(Records from a collection)
------------------------------

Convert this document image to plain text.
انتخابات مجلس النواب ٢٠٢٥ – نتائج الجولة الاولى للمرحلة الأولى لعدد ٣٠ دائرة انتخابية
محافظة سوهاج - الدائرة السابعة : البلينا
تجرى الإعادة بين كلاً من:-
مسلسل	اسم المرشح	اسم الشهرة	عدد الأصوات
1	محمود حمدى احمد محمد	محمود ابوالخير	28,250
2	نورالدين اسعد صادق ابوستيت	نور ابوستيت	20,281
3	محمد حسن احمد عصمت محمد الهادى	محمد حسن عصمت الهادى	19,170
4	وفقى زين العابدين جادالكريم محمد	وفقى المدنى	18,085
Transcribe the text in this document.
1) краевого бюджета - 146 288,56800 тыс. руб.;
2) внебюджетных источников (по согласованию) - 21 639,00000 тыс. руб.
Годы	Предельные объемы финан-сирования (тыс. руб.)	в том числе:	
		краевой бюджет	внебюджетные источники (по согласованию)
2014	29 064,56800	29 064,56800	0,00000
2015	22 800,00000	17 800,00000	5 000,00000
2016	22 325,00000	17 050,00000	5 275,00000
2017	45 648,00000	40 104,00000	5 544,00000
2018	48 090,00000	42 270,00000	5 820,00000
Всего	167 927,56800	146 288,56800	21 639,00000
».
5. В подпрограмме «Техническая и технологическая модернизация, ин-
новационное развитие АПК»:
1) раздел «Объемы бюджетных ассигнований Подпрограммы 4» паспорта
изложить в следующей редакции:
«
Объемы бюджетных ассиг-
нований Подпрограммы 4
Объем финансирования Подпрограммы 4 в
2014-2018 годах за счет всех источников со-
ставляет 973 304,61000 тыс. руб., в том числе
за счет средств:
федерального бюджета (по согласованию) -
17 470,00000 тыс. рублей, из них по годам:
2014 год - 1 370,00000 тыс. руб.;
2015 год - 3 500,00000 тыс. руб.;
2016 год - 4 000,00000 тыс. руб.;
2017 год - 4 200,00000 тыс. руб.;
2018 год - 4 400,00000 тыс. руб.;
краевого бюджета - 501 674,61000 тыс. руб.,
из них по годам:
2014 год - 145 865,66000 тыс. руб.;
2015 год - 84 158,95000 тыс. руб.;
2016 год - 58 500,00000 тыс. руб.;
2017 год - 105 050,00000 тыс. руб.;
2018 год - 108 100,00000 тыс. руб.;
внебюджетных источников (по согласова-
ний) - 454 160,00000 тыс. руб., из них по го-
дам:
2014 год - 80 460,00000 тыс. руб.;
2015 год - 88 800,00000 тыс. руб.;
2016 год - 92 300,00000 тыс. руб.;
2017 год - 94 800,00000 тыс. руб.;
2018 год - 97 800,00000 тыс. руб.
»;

------------------------------

_Instructions to follow_
Scan the lines for the string "годам". Pick out every line that has it.

_Written reply_
17 470,00000 тыс. рублей, из них по годам:
из них по годам:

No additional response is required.